## Work required
Return every line from the items below that contains the string "社会保障和就业支出", treating uppercase and lowercase as different.
━━━ Records provided
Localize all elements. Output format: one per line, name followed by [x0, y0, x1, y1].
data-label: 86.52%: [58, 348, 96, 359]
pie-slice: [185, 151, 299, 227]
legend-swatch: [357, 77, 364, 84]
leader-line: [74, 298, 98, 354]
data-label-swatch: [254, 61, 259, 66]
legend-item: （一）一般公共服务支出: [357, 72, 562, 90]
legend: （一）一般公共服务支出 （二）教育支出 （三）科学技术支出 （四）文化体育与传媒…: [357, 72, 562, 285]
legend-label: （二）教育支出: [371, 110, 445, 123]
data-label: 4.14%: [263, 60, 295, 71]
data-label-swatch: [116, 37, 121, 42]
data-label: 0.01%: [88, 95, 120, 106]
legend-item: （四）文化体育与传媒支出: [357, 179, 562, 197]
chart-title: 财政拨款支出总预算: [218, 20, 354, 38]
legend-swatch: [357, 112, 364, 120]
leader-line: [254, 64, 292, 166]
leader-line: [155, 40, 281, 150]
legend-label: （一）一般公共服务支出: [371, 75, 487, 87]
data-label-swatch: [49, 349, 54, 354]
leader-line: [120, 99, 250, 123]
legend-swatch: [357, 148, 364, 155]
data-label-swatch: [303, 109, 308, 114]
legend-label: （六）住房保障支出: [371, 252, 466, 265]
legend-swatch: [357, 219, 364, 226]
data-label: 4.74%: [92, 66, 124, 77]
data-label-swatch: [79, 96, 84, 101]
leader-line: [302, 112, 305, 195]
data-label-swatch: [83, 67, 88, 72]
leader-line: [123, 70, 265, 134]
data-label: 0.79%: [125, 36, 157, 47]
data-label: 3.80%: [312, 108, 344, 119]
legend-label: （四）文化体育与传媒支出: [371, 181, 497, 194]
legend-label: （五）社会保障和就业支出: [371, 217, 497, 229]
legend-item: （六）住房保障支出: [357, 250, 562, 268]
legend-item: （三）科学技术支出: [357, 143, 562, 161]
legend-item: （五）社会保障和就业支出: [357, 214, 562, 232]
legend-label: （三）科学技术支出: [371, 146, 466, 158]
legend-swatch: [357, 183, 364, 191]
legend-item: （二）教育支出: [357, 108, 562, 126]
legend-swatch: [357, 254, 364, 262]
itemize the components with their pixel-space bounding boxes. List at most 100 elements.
━━━━━━
━━━ Records provided
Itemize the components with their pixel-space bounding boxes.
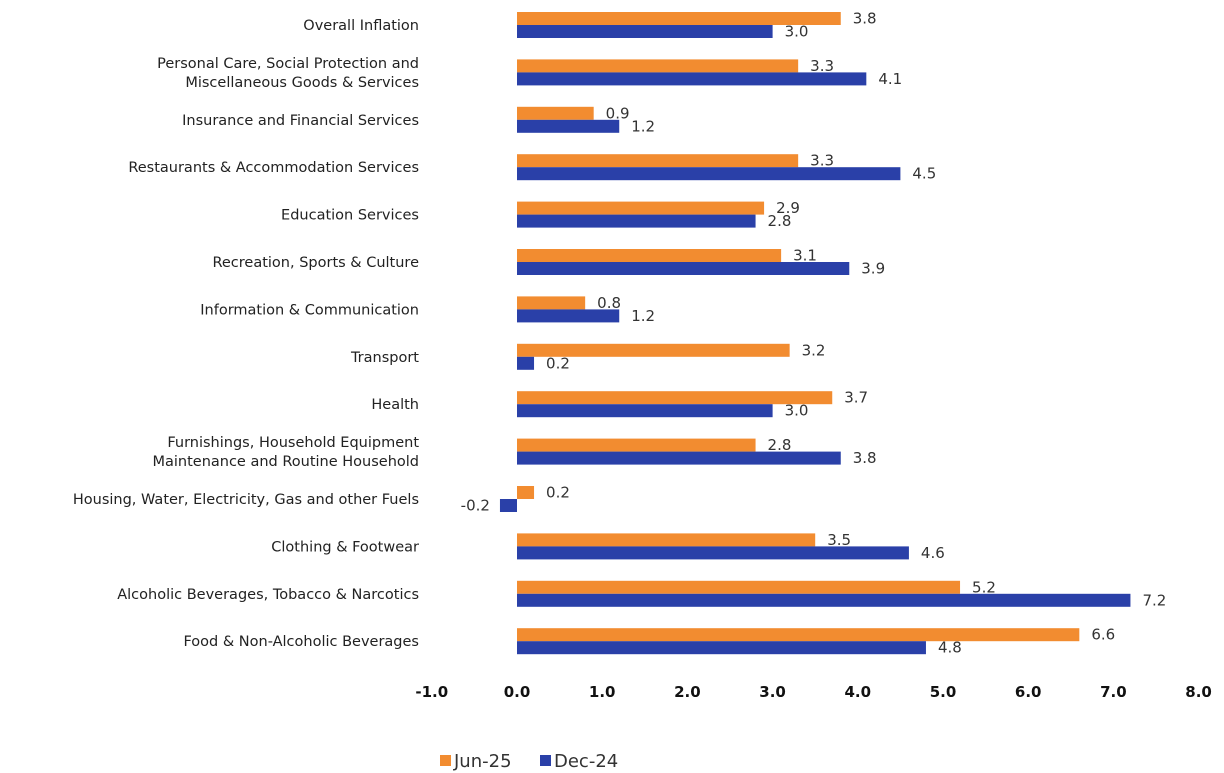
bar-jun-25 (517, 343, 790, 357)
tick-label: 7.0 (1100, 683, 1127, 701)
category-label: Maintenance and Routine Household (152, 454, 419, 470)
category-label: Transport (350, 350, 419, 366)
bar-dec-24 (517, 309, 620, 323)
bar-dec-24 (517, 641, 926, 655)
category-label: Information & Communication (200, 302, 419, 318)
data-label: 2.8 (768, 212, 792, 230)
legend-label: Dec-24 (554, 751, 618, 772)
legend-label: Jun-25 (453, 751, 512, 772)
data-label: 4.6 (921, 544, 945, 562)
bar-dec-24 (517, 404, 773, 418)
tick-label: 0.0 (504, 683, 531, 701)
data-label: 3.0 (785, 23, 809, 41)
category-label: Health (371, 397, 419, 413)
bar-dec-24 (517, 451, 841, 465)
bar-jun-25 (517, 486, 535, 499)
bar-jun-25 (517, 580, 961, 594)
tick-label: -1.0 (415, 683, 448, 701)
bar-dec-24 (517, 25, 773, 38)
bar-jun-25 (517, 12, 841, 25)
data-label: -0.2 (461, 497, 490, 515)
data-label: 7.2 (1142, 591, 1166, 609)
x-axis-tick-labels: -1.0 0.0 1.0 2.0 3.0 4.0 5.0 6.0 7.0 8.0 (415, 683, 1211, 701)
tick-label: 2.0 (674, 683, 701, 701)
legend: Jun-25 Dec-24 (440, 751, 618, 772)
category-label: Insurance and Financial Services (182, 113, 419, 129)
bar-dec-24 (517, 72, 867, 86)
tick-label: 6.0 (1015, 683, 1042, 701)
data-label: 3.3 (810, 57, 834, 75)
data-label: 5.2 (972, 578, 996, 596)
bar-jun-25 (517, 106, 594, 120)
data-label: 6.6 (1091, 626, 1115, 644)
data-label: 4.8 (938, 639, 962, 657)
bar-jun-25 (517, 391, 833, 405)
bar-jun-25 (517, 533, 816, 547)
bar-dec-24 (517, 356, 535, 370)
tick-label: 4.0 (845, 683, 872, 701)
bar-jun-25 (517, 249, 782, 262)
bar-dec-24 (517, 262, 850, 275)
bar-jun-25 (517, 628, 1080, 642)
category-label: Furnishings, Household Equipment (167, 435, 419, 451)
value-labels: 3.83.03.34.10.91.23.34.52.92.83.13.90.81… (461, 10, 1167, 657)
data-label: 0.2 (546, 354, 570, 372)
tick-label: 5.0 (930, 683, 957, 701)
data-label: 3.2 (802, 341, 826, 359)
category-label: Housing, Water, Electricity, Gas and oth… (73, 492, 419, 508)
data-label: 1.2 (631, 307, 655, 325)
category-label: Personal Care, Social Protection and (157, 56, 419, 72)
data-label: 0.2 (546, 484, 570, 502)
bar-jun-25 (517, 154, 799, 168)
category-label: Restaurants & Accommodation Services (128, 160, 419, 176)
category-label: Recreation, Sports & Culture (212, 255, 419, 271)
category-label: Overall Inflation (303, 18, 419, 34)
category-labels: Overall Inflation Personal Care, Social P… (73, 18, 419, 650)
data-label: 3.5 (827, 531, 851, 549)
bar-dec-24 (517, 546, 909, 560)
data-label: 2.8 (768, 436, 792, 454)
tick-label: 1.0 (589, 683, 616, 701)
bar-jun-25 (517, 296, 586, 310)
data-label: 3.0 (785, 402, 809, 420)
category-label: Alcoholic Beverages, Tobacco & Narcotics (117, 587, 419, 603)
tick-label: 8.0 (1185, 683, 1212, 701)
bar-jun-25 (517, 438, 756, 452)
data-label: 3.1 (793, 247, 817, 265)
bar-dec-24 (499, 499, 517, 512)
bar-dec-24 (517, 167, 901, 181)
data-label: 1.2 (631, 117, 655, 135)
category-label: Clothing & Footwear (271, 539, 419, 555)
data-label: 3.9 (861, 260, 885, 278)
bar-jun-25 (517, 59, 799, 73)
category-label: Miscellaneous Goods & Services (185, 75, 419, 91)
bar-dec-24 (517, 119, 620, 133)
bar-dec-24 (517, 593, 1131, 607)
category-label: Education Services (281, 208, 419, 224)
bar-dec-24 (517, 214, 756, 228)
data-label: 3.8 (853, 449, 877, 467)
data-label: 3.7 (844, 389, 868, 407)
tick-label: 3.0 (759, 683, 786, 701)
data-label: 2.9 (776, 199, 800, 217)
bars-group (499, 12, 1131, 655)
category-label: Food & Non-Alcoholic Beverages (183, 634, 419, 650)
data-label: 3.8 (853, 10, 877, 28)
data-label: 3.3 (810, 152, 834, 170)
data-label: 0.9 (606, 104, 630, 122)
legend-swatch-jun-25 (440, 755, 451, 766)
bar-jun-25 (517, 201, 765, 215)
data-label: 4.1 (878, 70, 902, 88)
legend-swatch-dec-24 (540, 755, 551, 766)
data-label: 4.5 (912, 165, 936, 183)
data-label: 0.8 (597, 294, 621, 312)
━━━━━━
## Task output
legend-label: （五）社会保障和就业支出: [371, 217, 497, 229]
legend-item: （五）社会保障和就业支出: [357, 214, 562, 232]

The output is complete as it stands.